● **BRIEF**
Collect each line of the entries that holds the string "data".
— begin —
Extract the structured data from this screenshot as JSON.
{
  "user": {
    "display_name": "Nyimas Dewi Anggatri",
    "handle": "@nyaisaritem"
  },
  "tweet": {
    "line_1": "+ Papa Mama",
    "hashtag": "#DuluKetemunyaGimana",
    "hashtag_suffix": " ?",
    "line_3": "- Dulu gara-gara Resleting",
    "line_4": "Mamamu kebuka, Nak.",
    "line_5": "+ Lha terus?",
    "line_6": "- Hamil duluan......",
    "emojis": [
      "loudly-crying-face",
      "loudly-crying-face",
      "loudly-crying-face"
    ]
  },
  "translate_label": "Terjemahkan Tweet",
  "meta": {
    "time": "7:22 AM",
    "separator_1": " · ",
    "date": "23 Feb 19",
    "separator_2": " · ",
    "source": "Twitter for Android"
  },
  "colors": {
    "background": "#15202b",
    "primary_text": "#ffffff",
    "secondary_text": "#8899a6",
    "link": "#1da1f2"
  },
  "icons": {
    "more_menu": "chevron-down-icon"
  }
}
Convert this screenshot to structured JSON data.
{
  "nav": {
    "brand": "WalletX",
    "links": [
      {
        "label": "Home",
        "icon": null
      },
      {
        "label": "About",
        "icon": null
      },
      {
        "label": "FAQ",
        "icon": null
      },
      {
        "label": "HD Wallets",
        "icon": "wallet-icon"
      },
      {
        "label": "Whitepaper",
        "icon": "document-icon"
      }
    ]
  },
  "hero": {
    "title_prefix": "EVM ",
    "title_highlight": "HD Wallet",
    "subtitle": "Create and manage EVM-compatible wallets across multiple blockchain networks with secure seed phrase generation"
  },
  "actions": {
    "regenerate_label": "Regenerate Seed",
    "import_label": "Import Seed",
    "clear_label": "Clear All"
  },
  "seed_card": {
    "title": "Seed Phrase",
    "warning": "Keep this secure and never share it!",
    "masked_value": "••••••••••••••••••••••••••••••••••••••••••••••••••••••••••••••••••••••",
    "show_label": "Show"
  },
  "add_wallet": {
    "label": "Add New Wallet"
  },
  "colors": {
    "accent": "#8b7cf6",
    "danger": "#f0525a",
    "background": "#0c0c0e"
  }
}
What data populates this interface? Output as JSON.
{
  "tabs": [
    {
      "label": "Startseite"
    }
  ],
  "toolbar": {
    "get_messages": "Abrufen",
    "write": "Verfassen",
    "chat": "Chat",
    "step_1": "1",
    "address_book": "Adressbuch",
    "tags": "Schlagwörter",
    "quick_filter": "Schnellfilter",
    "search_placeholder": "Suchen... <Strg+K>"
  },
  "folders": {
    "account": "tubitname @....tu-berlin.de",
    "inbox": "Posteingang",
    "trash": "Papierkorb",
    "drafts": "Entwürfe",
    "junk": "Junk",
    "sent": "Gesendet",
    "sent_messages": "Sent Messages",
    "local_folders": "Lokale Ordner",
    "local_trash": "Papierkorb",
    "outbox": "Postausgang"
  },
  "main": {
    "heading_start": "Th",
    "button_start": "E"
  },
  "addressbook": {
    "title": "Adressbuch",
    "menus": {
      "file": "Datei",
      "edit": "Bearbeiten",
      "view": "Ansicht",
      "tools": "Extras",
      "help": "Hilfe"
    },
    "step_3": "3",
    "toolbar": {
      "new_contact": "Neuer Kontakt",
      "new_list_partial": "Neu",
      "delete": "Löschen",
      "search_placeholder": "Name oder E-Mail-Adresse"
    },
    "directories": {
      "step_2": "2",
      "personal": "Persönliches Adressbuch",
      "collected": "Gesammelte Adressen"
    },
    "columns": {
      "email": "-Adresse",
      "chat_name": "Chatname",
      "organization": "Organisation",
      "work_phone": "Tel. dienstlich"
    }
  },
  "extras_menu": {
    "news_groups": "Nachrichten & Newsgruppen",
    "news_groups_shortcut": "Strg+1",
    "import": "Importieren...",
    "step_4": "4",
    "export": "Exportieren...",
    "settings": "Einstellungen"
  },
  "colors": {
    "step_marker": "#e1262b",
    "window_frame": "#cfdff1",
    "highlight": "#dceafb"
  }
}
— end —
● **SOLUTION TO THIS PROBLEM**
Extract the structured data from this screenshot as JSON.
Convert this screenshot to structured JSON data.
What data populates this interface? Output as JSON.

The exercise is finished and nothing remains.